Instructions for the task:
What follows is a block of records; restate each one word for word.

Dataset extract:

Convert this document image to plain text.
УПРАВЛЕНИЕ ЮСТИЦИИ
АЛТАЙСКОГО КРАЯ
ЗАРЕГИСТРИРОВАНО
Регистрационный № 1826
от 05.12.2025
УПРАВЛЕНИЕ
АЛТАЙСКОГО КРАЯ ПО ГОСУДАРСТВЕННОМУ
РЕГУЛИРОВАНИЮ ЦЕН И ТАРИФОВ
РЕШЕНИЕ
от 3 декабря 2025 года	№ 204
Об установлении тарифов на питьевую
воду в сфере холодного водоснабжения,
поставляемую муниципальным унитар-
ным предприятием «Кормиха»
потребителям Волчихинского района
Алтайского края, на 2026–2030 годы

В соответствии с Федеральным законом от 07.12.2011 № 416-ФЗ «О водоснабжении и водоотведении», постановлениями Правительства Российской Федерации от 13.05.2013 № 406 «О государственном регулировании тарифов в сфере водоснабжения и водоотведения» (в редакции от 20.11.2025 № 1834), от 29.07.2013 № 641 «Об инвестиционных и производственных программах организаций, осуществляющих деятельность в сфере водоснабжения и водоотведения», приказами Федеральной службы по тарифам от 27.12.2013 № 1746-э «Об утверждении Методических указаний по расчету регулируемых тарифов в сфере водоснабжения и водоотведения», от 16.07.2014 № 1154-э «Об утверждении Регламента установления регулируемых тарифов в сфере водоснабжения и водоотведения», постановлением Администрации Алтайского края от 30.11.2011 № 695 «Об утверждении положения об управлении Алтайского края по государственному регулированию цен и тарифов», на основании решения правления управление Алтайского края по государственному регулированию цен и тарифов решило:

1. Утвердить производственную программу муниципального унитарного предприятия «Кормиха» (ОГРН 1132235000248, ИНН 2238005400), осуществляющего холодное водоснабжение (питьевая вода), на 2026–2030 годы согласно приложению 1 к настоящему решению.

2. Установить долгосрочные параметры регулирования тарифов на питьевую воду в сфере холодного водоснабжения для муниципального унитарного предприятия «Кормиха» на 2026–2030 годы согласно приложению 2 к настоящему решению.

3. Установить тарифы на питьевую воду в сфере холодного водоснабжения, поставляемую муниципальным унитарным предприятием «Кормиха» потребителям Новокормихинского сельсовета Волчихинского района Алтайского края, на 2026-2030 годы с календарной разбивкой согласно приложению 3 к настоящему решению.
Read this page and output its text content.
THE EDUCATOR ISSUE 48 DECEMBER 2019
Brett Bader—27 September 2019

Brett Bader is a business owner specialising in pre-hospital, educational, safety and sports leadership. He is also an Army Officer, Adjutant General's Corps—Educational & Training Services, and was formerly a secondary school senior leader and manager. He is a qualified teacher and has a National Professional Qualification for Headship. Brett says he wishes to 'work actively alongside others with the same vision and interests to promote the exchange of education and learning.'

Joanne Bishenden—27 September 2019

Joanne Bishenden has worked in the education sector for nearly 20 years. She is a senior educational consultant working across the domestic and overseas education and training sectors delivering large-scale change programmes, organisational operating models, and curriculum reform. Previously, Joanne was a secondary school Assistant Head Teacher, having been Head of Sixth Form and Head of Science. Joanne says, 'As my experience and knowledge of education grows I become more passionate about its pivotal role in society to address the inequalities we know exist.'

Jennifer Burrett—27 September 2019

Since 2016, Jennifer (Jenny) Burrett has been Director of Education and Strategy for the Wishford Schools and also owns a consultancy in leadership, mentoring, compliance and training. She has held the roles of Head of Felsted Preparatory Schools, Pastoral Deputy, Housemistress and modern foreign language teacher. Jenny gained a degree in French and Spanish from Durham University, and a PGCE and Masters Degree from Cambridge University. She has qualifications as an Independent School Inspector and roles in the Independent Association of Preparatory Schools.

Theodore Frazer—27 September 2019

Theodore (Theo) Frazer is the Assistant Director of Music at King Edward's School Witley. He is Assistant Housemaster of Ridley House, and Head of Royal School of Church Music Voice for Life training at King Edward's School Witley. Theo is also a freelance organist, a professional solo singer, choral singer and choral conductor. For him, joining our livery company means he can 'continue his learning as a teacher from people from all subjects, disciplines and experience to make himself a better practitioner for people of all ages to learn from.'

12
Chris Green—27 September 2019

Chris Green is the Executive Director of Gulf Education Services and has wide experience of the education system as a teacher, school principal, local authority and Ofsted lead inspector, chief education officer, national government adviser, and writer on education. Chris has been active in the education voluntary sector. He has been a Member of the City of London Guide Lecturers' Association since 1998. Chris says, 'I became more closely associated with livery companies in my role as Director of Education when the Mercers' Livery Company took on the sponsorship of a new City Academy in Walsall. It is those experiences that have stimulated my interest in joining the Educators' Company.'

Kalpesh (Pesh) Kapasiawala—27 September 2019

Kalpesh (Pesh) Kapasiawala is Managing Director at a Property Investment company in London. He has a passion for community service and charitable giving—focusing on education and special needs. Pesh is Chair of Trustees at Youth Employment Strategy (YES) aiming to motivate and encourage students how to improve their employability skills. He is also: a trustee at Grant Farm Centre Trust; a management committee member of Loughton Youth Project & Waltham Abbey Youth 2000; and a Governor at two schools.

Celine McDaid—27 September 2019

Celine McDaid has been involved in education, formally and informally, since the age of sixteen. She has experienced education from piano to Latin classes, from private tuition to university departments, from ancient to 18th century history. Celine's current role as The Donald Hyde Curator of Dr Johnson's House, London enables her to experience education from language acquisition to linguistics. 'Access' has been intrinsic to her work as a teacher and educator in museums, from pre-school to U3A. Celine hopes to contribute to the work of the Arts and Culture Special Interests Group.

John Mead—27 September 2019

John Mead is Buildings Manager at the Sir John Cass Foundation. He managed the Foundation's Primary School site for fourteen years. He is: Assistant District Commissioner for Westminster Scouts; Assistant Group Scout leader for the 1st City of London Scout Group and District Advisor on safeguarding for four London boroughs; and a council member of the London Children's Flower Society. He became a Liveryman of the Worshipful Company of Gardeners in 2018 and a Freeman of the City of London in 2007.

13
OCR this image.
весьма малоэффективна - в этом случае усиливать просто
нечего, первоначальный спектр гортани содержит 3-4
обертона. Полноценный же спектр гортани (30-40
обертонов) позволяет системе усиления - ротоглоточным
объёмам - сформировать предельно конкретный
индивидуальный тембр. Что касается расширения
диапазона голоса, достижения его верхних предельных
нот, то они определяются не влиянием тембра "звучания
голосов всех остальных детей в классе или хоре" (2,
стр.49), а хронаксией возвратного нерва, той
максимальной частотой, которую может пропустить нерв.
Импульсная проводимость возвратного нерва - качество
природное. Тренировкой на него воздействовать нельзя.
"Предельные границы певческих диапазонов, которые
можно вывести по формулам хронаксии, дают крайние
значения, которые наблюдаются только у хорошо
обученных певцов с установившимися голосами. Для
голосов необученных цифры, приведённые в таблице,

Task result:
Convert this document image to plain text.
УПРАВЛЕНИЕ ЮСТИЦИИ
АЛТАЙСКОГО КРАЯ
ЗАРЕГИСТРИРОВАНО
Регистрационный № 1826
от 05.12.2025
УПРАВЛЕНИЕ
АЛТАЙСКОГО КРАЯ ПО ГОСУДАРСТВЕННОМУ
РЕГУЛИРОВАНИЮ ЦЕН И ТАРИФОВ
РЕШЕНИЕ
от 3 декабря 2025 года	№ 204
Об установлении тарифов на питьевую
воду в сфере холодного водоснабжения,
поставляемую муниципальным унитар-
ным предприятием «Кормиха»
потребителям Волчихинского района
Алтайского края, на 2026–2030 годы

В соответствии с Федеральным законом от 07.12.2011 № 416-ФЗ «О водоснабжении и водоотведении», постановлениями Правительства Российской Федерации от 13.05.2013 № 406 «О государственном регулировании тарифов в сфере водоснабжения и водоотведения» (в редакции от 20.11.2025 № 1834), от 29.07.2013 № 641 «Об инвестиционных и производственных программах организаций, осуществляющих деятельность в сфере водоснабжения и водоотведения», приказами Федеральной службы по тарифам от 27.12.2013 № 1746-э «Об утверждении Методических указаний по расчету регулируемых тарифов в сфере водоснабжения и водоотведения», от 16.07.2014 № 1154-э «Об утверждении Регламента установления регулируемых тарифов в сфере водоснабжения и водоотведения», постановлением Администрации Алтайского края от 30.11.2011 № 695 «Об утверждении положения об управлении Алтайского края по государственному регулированию цен и тарифов», на основании решения правления управление Алтайского края по государственному регулированию цен и тарифов решило:

1. Утвердить производственную программу муниципального унитарного предприятия «Кормиха» (ОГРН 1132235000248, ИНН 2238005400), осуществляющего холодное водоснабжение (питьевая вода), на 2026–2030 годы согласно приложению 1 к настоящему решению.

2. Установить долгосрочные параметры регулирования тарифов на питьевую воду в сфере холодного водоснабжения для муниципального унитарного предприятия «Кормиха» на 2026–2030 годы согласно приложению 2 к настоящему решению.

3. Установить тарифы на питьевую воду в сфере холодного водоснабжения, поставляемую муниципальным унитарным предприятием «Кормиха» потребителям Новокормихинского сельсовета Волчихинского района Алтайского края, на 2026-2030 годы с календарной разбивкой согласно приложению 3 к настоящему решению.
Read this page and output its text content.
THE EDUCATOR ISSUE 48 DECEMBER 2019
Brett Bader—27 September 2019

Brett Bader is a business owner specialising in pre-hospital, educational, safety and sports leadership. He is also an Army Officer, Adjutant General's Corps—Educational & Training Services, and was formerly a secondary school senior leader and manager. He is a qualified teacher and has a National Professional Qualification for Headship. Brett says he wishes to 'work actively alongside others with the same vision and interests to promote the exchange of education and learning.'

Joanne Bishenden—27 September 2019

Joanne Bishenden has worked in the education sector for nearly 20 years. She is a senior educational consultant working across the domestic and overseas education and training sectors delivering large-scale change programmes, organisational operating models, and curriculum reform. Previously, Joanne was a secondary school Assistant Head Teacher, having been Head of Sixth Form and Head of Science. Joanne says, 'As my experience and knowledge of education grows I become more passionate about its pivotal role in society to address the inequalities we know exist.'

Jennifer Burrett—27 September 2019

Since 2016, Jennifer (Jenny) Burrett has been Director of Education and Strategy for the Wishford Schools and also owns a consultancy in leadership, mentoring, compliance and training. She has held the roles of Head of Felsted Preparatory Schools, Pastoral Deputy, Housemistress and modern foreign language teacher. Jenny gained a degree in French and Spanish from Durham University, and a PGCE and Masters Degree from Cambridge University. She has qualifications as an Independent School Inspector and roles in the Independent Association of Preparatory Schools.

Theodore Frazer—27 September 2019

Theodore (Theo) Frazer is the Assistant Director of Music at King Edward's School Witley. He is Assistant Housemaster of Ridley House, and Head of Royal School of Church Music Voice for Life training at King Edward's School Witley. Theo is also a freelance organist, a professional solo singer, choral singer and choral conductor. For him, joining our livery company means he can 'continue his learning as a teacher from people from all subjects, disciplines and experience to make himself a better practitioner for people of all ages to learn from.'

12
Chris Green—27 September 2019

Chris Green is the Executive Director of Gulf Education Services and has wide experience of the education system as a teacher, school principal, local authority and Ofsted lead inspector, chief education officer, national government adviser, and writer on education. Chris has been active in the education voluntary sector. He has been a Member of the City of London Guide Lecturers' Association since 1998. Chris says, 'I became more closely associated with livery companies in my role as Director of Education when the Mercers' Livery Company took on the sponsorship of a new City Academy in Walsall. It is those experiences that have stimulated my interest in joining the Educators' Company.'

Kalpesh (Pesh) Kapasiawala—27 September 2019

Kalpesh (Pesh) Kapasiawala is Managing Director at a Property Investment company in London. He has a passion for community service and charitable giving—focusing on education and special needs. Pesh is Chair of Trustees at Youth Employment Strategy (YES) aiming to motivate and encourage students how to improve their employability skills. He is also: a trustee at Grant Farm Centre Trust; a management committee member of Loughton Youth Project & Waltham Abbey Youth 2000; and a Governor at two schools.

Celine McDaid—27 September 2019

Celine McDaid has been involved in education, formally and informally, since the age of sixteen. She has experienced education from piano to Latin classes, from private tuition to university departments, from ancient to 18th century history. Celine's current role as The Donald Hyde Curator of Dr Johnson's House, London enables her to experience education from language acquisition to linguistics. 'Access' has been intrinsic to her work as a teacher and educator in museums, from pre-school to U3A. Celine hopes to contribute to the work of the Arts and Culture Special Interests Group.

John Mead—27 September 2019

John Mead is Buildings Manager at the Sir John Cass Foundation. He managed the Foundation's Primary School site for fourteen years. He is: Assistant District Commissioner for Westminster Scouts; Assistant Group Scout leader for the 1st City of London Scout Group and District Advisor on safeguarding for four London boroughs; and a council member of the London Children's Flower Society. He became a Liveryman of the Worshipful Company of Gardeners in 2018 and a Freeman of the City of London in 2007.

13
OCR this image.
весьма малоэффективна - в этом случае усиливать просто
нечего, первоначальный спектр гортани содержит 3-4
обертона. Полноценный же спектр гортани (30-40
обертонов) позволяет системе усиления - ротоглоточным
объёмам - сформировать предельно конкретный
индивидуальный тембр. Что касается расширения
диапазона голоса, достижения его верхних предельных
нот, то они определяются не влиянием тембра "звучания
голосов всех остальных детей в классе или хоре" (2,
стр.49), а хронаксией возвратного нерва, той
максимальной частотой, которую может пропустить нерв.
Импульсная проводимость возвратного нерва - качество
природное. Тренировкой на него воздействовать нельзя.
"Предельные границы певческих диапазонов, которые
можно вывести по формулам хронаксии, дают крайние
значения, которые наблюдаются только у хорошо
обученных певцов с установившимися голосами. Для
голосов необученных цифры, приведённые в таблице,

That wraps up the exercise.